■ **Written instruction**: Identify all lines in the listing that include the word "this", and copy them out.

■ **Records for the exercise**:
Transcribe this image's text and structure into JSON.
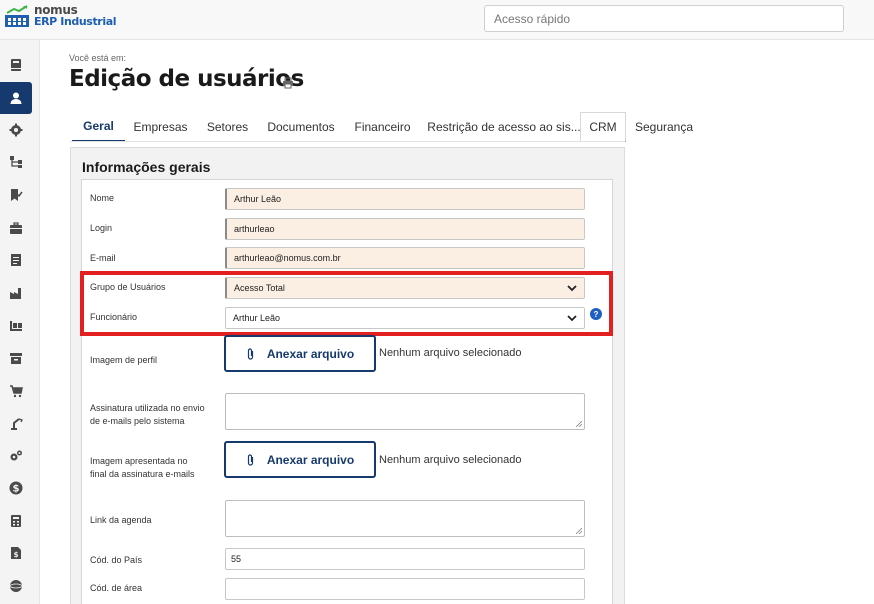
{
  "app": {
    "brand_name": "nomus",
    "brand_sub": "ERP Industrial"
  },
  "header": {
    "quick_access_placeholder": "Acesso rápido"
  },
  "sidebar": {
    "items": [
      {
        "icon": "book-icon"
      },
      {
        "icon": "user-icon",
        "active": true
      },
      {
        "icon": "gear-icon"
      },
      {
        "icon": "hierarchy-icon"
      },
      {
        "icon": "checklist-icon"
      },
      {
        "icon": "briefcase-icon"
      },
      {
        "icon": "receipt-icon"
      },
      {
        "icon": "factory-icon"
      },
      {
        "icon": "pallet-icon"
      },
      {
        "icon": "archive-box-icon"
      },
      {
        "icon": "cart-icon"
      },
      {
        "icon": "robot-arm-icon"
      },
      {
        "icon": "gears-icon"
      },
      {
        "icon": "dollar-icon"
      },
      {
        "icon": "calculator-icon"
      },
      {
        "icon": "invoice-icon"
      },
      {
        "icon": "globe-icon"
      }
    ]
  },
  "page": {
    "breadcrumb_label": "Você está em:",
    "title": "Edição de usuários"
  },
  "tabs": [
    {
      "label": "Geral",
      "active": true
    },
    {
      "label": "Empresas"
    },
    {
      "label": "Setores"
    },
    {
      "label": "Documentos"
    },
    {
      "label": "Financeiro"
    },
    {
      "label": "Restrição de acesso ao sis..."
    },
    {
      "label": "CRM"
    },
    {
      "label": "Segurança"
    }
  ],
  "form": {
    "section_title": "Informações gerais",
    "nome": {
      "label": "Nome",
      "value": "Arthur Leão"
    },
    "login": {
      "label": "Login",
      "value": "arthurleao"
    },
    "email": {
      "label": "E-mail",
      "value": "arthurleao@nomus.com.br"
    },
    "grupo": {
      "label": "Grupo de Usuários",
      "value": "Acesso Total"
    },
    "funcionario": {
      "label": "Funcionário",
      "value": "Arthur Leão",
      "help": "?"
    },
    "imagem_perfil": {
      "label": "Imagem de perfil",
      "button": "Anexar arquivo",
      "status": "Nenhum arquivo selecionado"
    },
    "assinatura": {
      "label_line1": "Assinatura utilizada no envio",
      "label_line2": "de e-mails pelo sistema"
    },
    "imagem_assinatura": {
      "label_line1": "Imagem apresentada no",
      "label_line2": "final da assinatura e-mails",
      "button": "Anexar arquivo",
      "status": "Nenhum arquivo selecionado"
    },
    "link_agenda": {
      "label": "Link da agenda"
    },
    "cod_pais": {
      "label": "Cód. do País",
      "value": "55"
    },
    "cod_area": {
      "label": "Cód. de área",
      "value": ""
    }
  },
  "colors": {
    "brand_dark": "#173a6e",
    "brand_blue": "#1e5fb0",
    "highlight_red": "#e32020",
    "required_bg": "#fbeee2"
  }
}
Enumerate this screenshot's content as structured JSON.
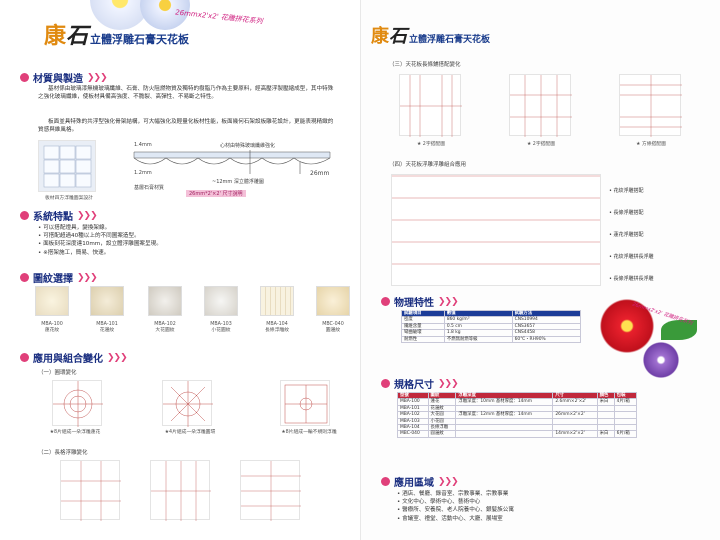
{
  "left": {
    "banner": "26mmx2'x2' 花雕拼花系列",
    "brand": {
      "kang": "康",
      "shi": "石",
      "name": "立體浮雕石膏天花板"
    },
    "s1": {
      "title": "材質與製造",
      "p1": "基材係由玻璃漆無機玻璃纖維、石膏、防火阻燃物質及獨特的樹脂乃作為主要原料，經高壓浮製壓縮成型，其中特殊之強化玻璃纖維，使板材具備高強度、不脆裂、高彈性、不易斷之特性。",
      "p2": "板面並具特殊的共浮型強化骨架結構，可大幅強化及輕量化板材性能，板面幾何石架設板雕花設計，更能表現精緻的質感與維風格。",
      "caption": "板材四方浮雕圖案設計",
      "lbl_14": "1.4mm",
      "lbl_12": "1.2mm",
      "lbl_26": "26mm",
      "lbl_core": "心材由特殊玻璃纖維強化",
      "lbl_base": "基層石膏材質",
      "lbl_deep": "~12mm 深立體浮雕圖",
      "lbl_badge": "26mm*2'×2' 尺寸說明"
    },
    "s2": {
      "title": "系統特點",
      "items": [
        "可以搭配燈具，變換架線。",
        "可搭配超過40種以上的不同圖案造型。",
        "面板刻花深度達10mm，設立體浮雕圖案呈現。",
        "※搭架施工，簡易、快速。"
      ]
    },
    "s3": {
      "title": "圖紋選擇",
      "items": [
        {
          "code": "MBA-100",
          "name": "蓮花紋"
        },
        {
          "code": "MBA-101",
          "name": "花邊紋"
        },
        {
          "code": "MBA-102",
          "name": "大花圓紋"
        },
        {
          "code": "MBA-103",
          "name": "小花圓紋"
        },
        {
          "code": "MBA-104",
          "name": "長條浮雕紋"
        },
        {
          "code": "MBC-040",
          "name": "圓邊紋"
        }
      ]
    },
    "s4": {
      "title": "應用與組合變化",
      "sub1": "（一）圓環變化",
      "caps1": [
        "★8片組成一朵浮雕蓮花",
        "★4片組成一朵浮雕圓環",
        "★8片組成一輪不規則浮雕"
      ],
      "sub2": "（二）長格浮雕變化"
    }
  },
  "right": {
    "brand": {
      "kang": "康",
      "shi": "石",
      "name": "立體浮雕石膏天花板"
    },
    "sub3": "（三）天花板長條鋪搭配變化",
    "caps3": [
      "★ 2字搭配圖",
      "★ 2字搭配圖",
      "★ 方條搭配圖"
    ],
    "sub4": "（四）天花板浮雕浮雕組合應用",
    "stars4": [
      "花紋浮雕搭配",
      "長條浮雕搭配",
      "蓮花浮雕搭配",
      "花紋浮雕拼長浮雕",
      "長條浮雕拼長浮雕"
    ],
    "phys": {
      "title": "物理特性",
      "headers": [
        "試驗項目",
        "數值",
        "試驗方法"
      ],
      "rows": [
        [
          "密度",
          "860 kg/m³",
          "CNS10994"
        ],
        [
          "纖維含量",
          "0.5 cm",
          "CNS3657"
        ],
        [
          "彎曲破壞",
          "1.8 kg",
          "CNS4458"
        ],
        [
          "耐燃性",
          "不燃無耐燃等級",
          "60℃・RH90%"
        ]
      ]
    },
    "spec": {
      "title": "規格尺寸",
      "headers": [
        "型號",
        "圖紋",
        "浮雕深度",
        "尺寸",
        "顏色",
        "包裝"
      ],
      "rows": [
        [
          "MBA-100",
          "蓮花",
          "浮雕深度：10mm 基材厚度：14mm",
          "2.6mm×2'×2'",
          "米白",
          "4片/箱"
        ],
        [
          "MBA-101",
          "花邊紋",
          "",
          "",
          "",
          ""
        ],
        [
          "MBA-102",
          "大花圓",
          "浮雕深度：12mm 基材厚度：14mm",
          "26mm×2'×2'",
          "",
          ""
        ],
        [
          "MBA-103",
          "小花圓",
          "",
          "",
          "",
          ""
        ],
        [
          "MBA-104",
          "長條浮雕",
          "",
          "",
          "",
          ""
        ],
        [
          "MBC-040",
          "圓邊紋",
          "",
          "14mm×2'×2'",
          "米白",
          "6片/箱"
        ]
      ]
    },
    "apps": {
      "title": "應用區域",
      "items": [
        "酒店、餐廳、錄音室、宗教事業、宗教事業",
        "文化中心、學術中心、藝術中心",
        "醫療所、安養院、老人院養中心、銀髮族公寓",
        "會議室、禮堂、活動中心、大廳、展場室"
      ]
    },
    "flower_banner": "26mmx2'x2' 花雕拼花系列"
  }
}
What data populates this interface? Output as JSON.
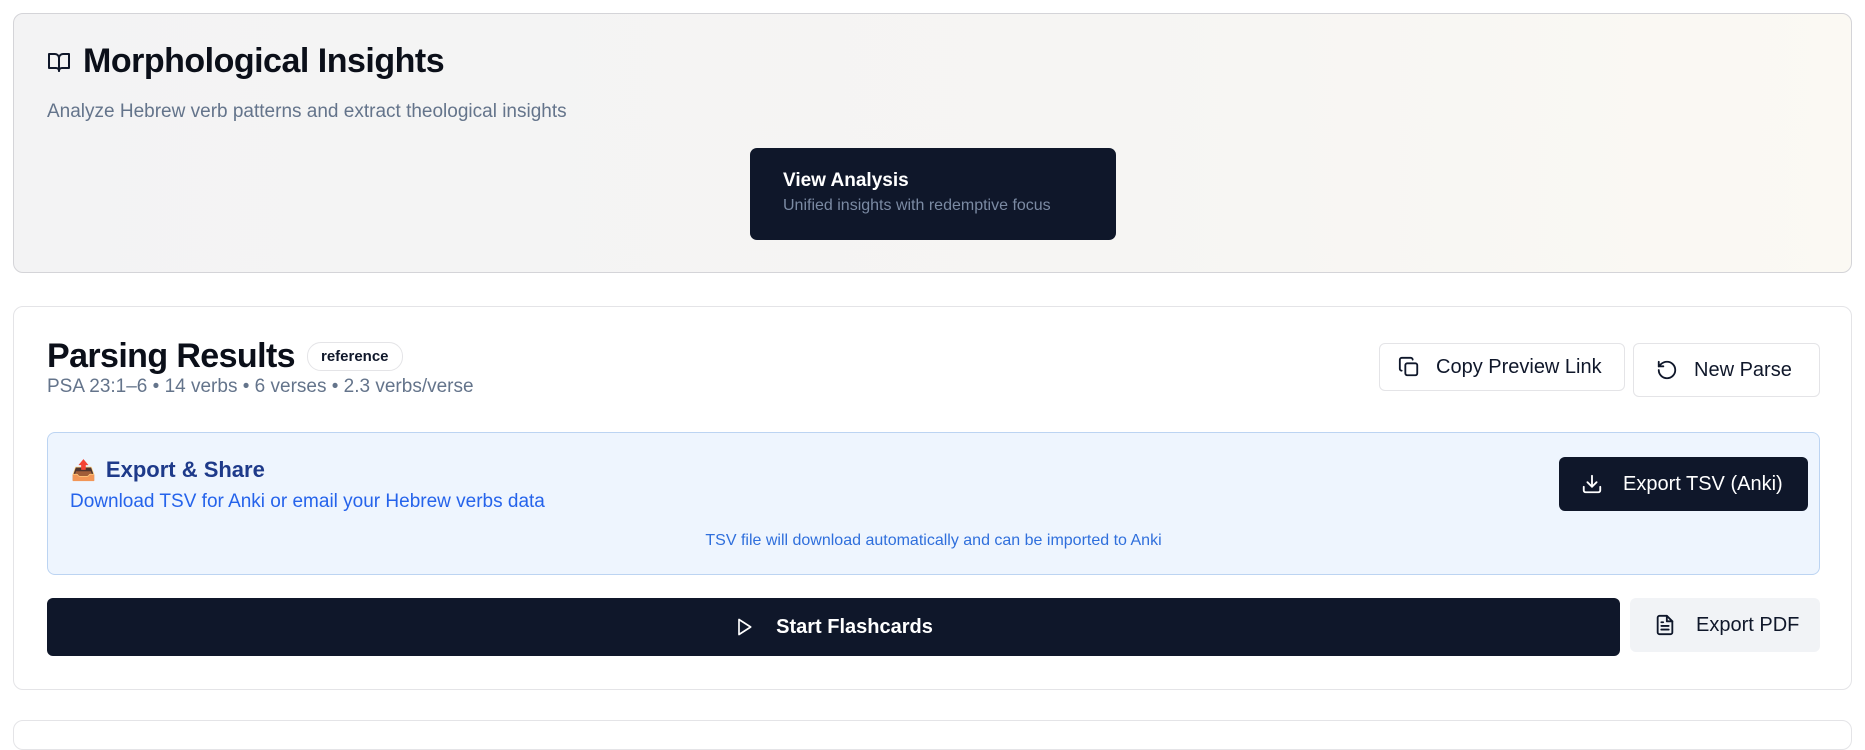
{
  "insights": {
    "title": "Morphological Insights",
    "subtitle": "Analyze Hebrew verb patterns and extract theological insights",
    "icon": "book-open-icon",
    "view_analysis": {
      "label": "View Analysis",
      "sublabel": "Unified insights with redemptive focus"
    }
  },
  "parsing": {
    "title": "Parsing Results",
    "badge": "reference",
    "meta": "PSA 23:1–6 • 14 verbs • 6 verses • 2.3 verbs/verse",
    "copy_link_label": "Copy Preview Link",
    "new_parse_label": "New Parse",
    "export_panel": {
      "emoji": "📤",
      "title": "Export & Share",
      "subtitle": "Download TSV for Anki or email your Hebrew verbs data",
      "hint": "TSV file will download automatically and can be imported to Anki",
      "export_tsv_label": "Export TSV (Anki)"
    },
    "start_flashcards_label": "Start Flashcards",
    "export_pdf_label": "Export PDF"
  },
  "colors": {
    "primary_dark": "#0f172a",
    "muted_text": "#64748b",
    "export_panel_bg": "#eef5fe",
    "export_title": "#1e3a8a",
    "export_link": "#2563eb"
  }
}
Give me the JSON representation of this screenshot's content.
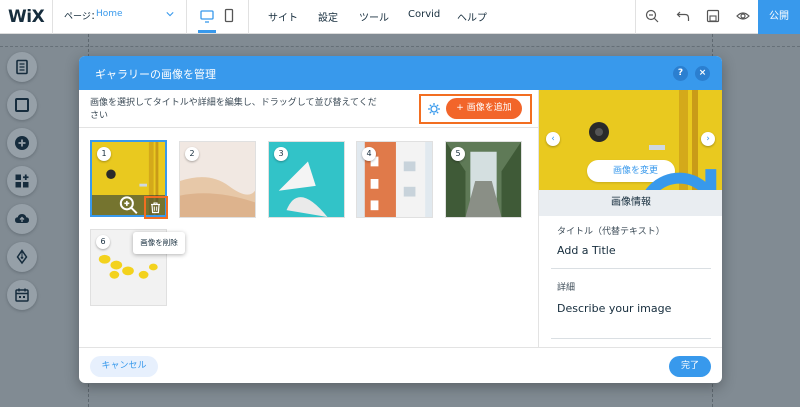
{
  "topbar": {
    "logo": "WiX",
    "page_label": "ページ：",
    "page_value": "Home",
    "menu": [
      "サイト",
      "設定",
      "ツール",
      "Corvid",
      "ヘルプ"
    ],
    "publish_label": "公開"
  },
  "dialog": {
    "title": "ギャラリーの画像を管理",
    "help_label": "?",
    "close_label": "×",
    "instructions": "画像を選択してタイトルや詳細を編集し、ドラッグして並び替えてください",
    "add_button": "+ 画像を追加",
    "images": [
      {
        "number": "1"
      },
      {
        "number": "2"
      },
      {
        "number": "3"
      },
      {
        "number": "4"
      },
      {
        "number": "5"
      },
      {
        "number": "6"
      }
    ],
    "delete_tooltip": "画像を削除",
    "cancel_button": "キャンセル",
    "done_button": "完了"
  },
  "panel": {
    "change_button": "画像を変更",
    "info_heading": "画像情報",
    "title_label": "タイトル（代替テキスト）",
    "title_value": "Add a Title",
    "desc_label": "詳細",
    "desc_value": "Describe your image",
    "prev_label": "‹",
    "next_label": "›"
  },
  "colors": {
    "accent": "#3899ec",
    "orange": "#f2652a",
    "highlight": "#f26e21"
  }
}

■ **The response**:
Transcribe this image's text and structure into JSON.
Enumerate this screenshot's content as structured JSON.
What data populates this interface? Output as JSON.
Give me the JSON representation of this screenshot's content.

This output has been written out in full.